● Page extract
The article starts out very strong and identifies what most traders fail to understand.  This lack of understanding makes learning to trade hard and what causes traders to give back money.  To paraphrase, some strategy or idea is working right now.

This is where we start to separate.

I am not for sure what he means by ‘there is no such thing as a market”.  A market is the place where  buyer(s) and seller(s) come together, it can be literal or figurative.  The way this transaction happens has changed.

“One of the reasons that markets experience great volatility is that different groups buy or sell for different reasons at different times.”  I think what the writer meant to say is rapid one directional moves occur because everyone is trying to buy (sell) at the same time.  Volatility happens because of the lack of density of buyer and sellers across prices.  The reason the density is low is because of the spread, the difference between the bid and offer.

There is a big difference between rules and a strategy.  Effective trading requires rigid rules and a flexible strategy.  If you think my previous statement is opinion, you should turn to the person on the right, hand over a few thousand dollars in return for a kick in a balls and be thankful.

It is true that smart traders follow the big money.  The smartest traders get out into big money’s orders.

The writer brings up what is important is “who” is trading not “why”.  Why can become important later if that is the type of trader you want it to be.

The authors final statement about trend… well I already said it here.

Maybe the writer just had a bad day because it is a good blog.

● Collected data
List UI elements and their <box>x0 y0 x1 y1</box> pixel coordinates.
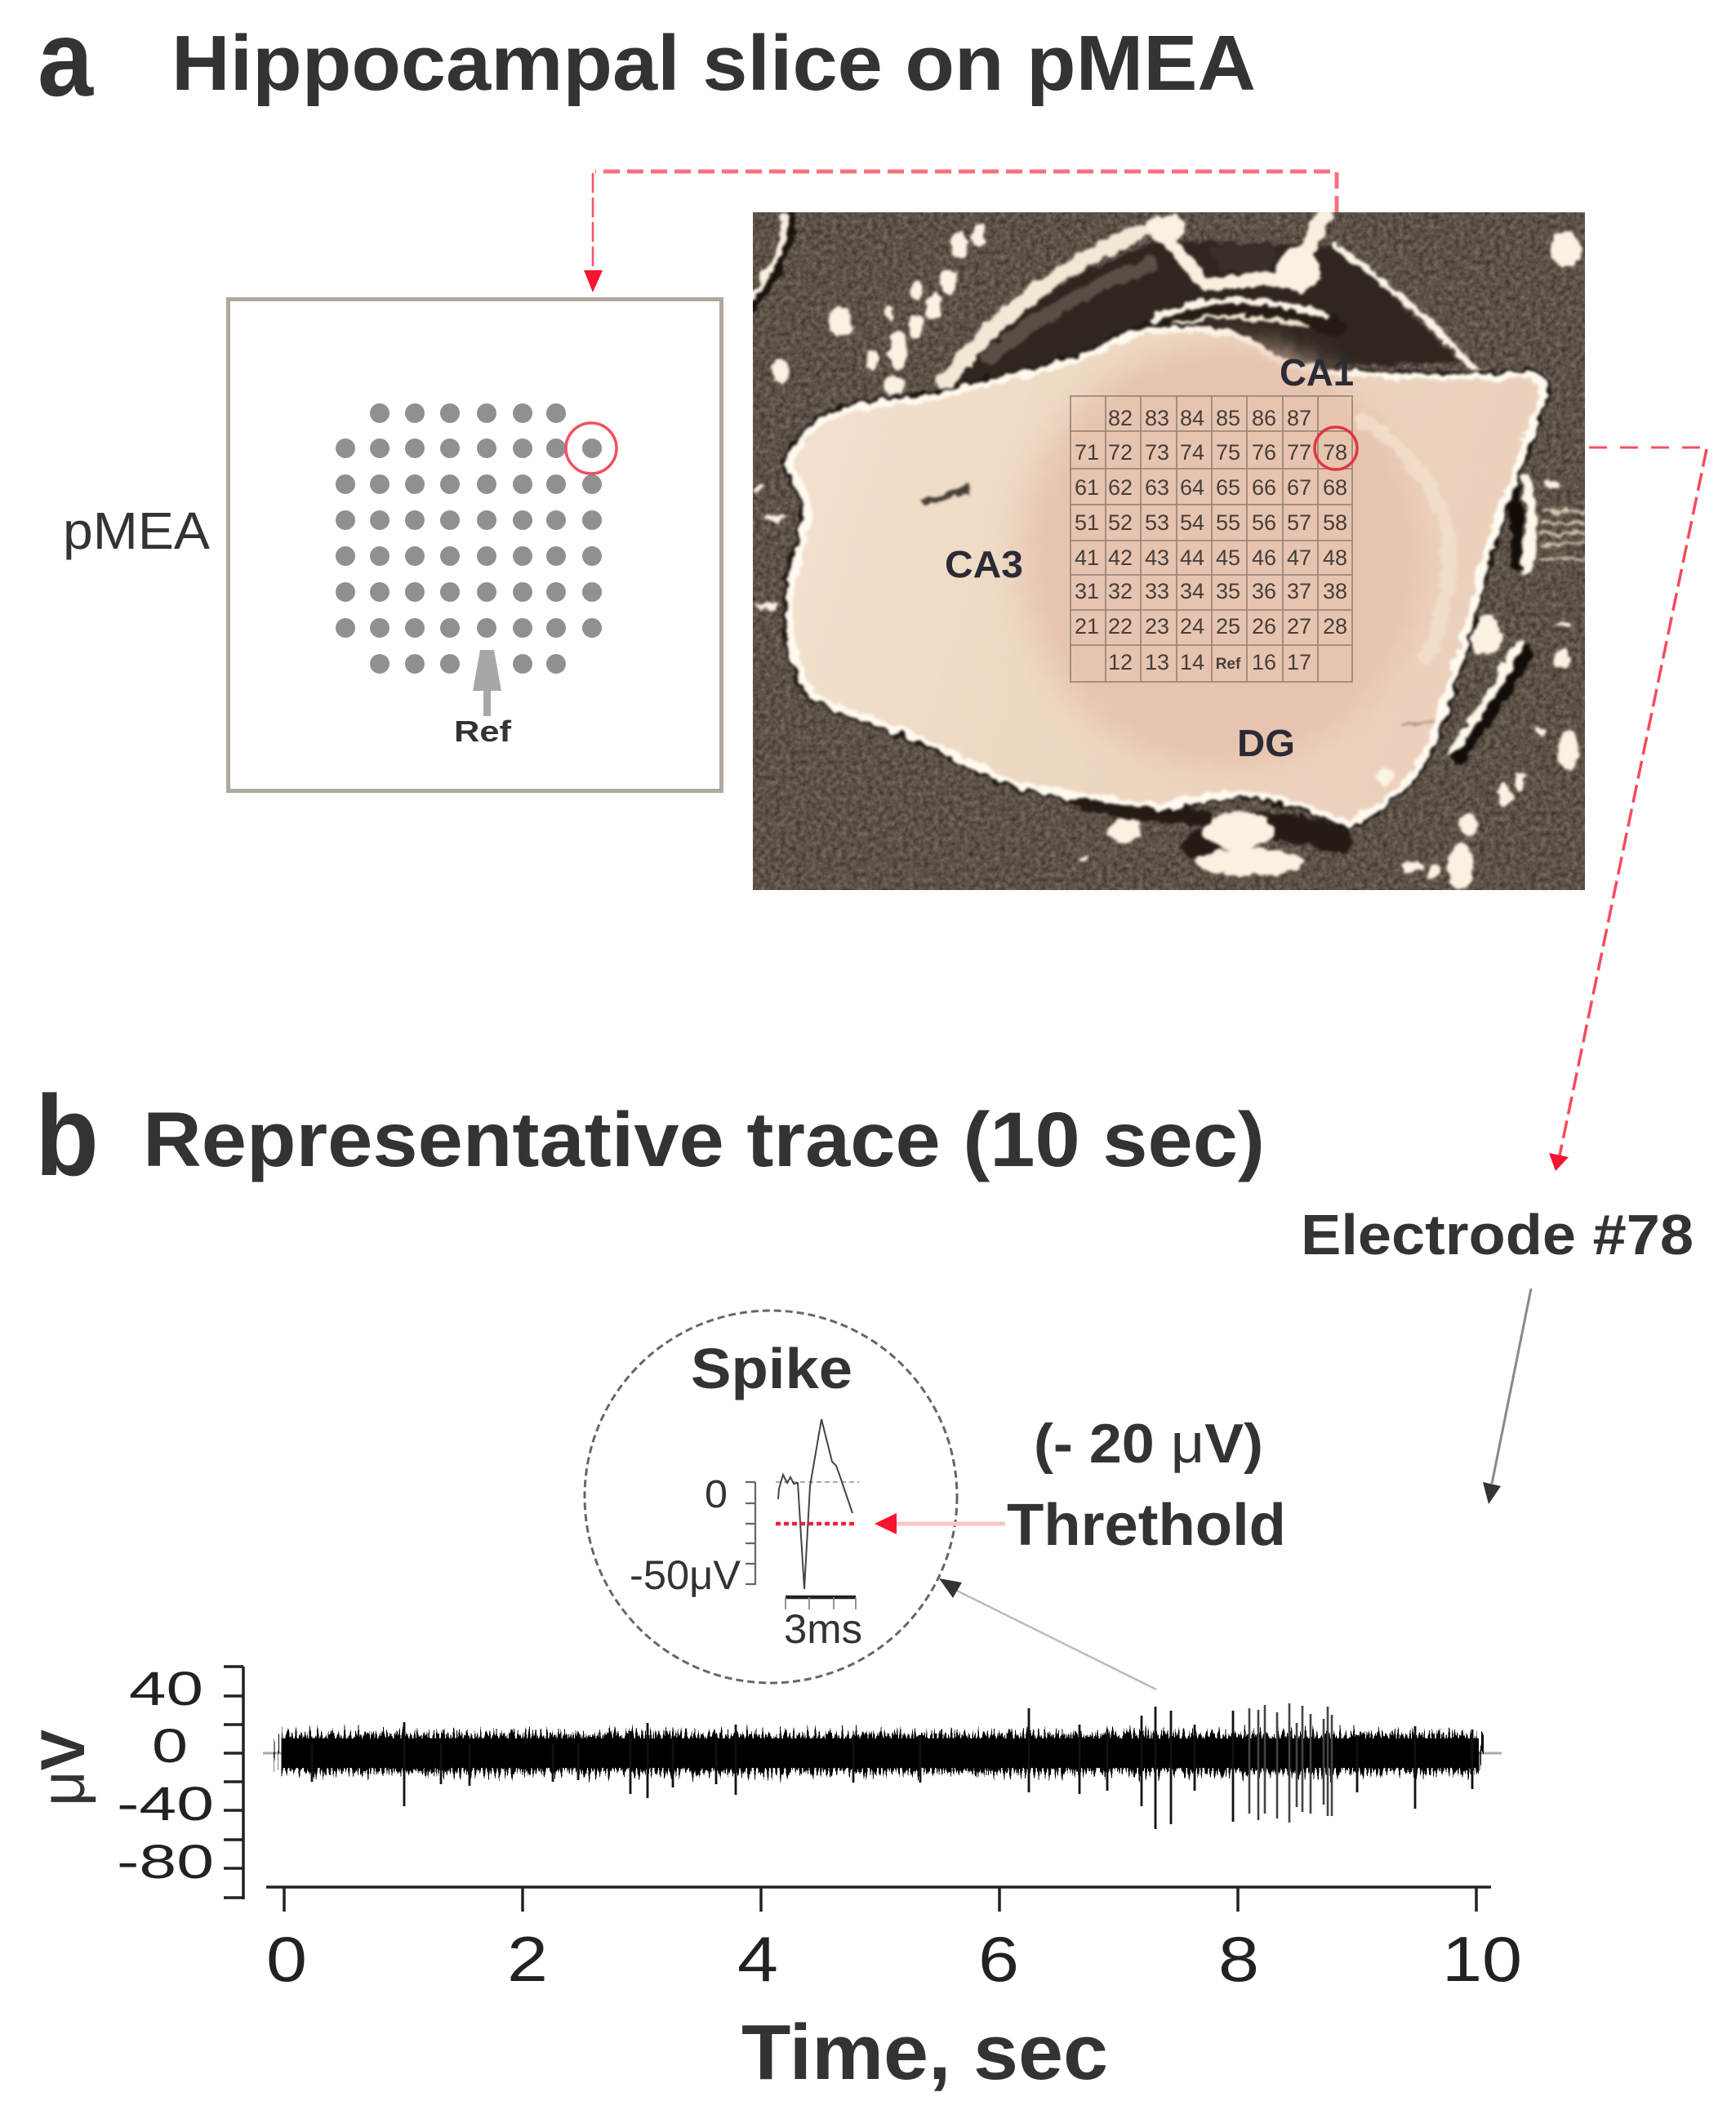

● List of tasks
**1)** Please quote the trading commentary from "There is a big" up to and including "want it to be.".
**2)** Condense the paragraph of the trading commentary that begins "One of the reasons that markets experience great volatility" into a short list of its main points.
The data has nothing to do with the trading commentary.

● Task-by-task results
**1)**
There is a big difference between rules and a strategy.  Effective trading requires rigid rules and a flexible strategy.  If you think my previous statement is opinion, you should turn to the person on the right, hand over a few thousand dollars in return for a kick in a balls and be thankful.

It is true that smart traders follow the big money.  The smartest traders get out into big money’s orders.

The writer brings up what is important is “who” is trading not “why”.  Why can become important later if that is the type of trader you want it to be.

**2)**
- The quoted claim says volatility arises because different groups buy or sell for different reasons at different times.
- The commentator thinks the writer meant that rapid one-directional moves happen when everyone tries to buy (or sell) at the same time.
- Volatility results from a low density of buyers and sellers across prices.
- That density is low because of the spread, the difference between the bid and the offer.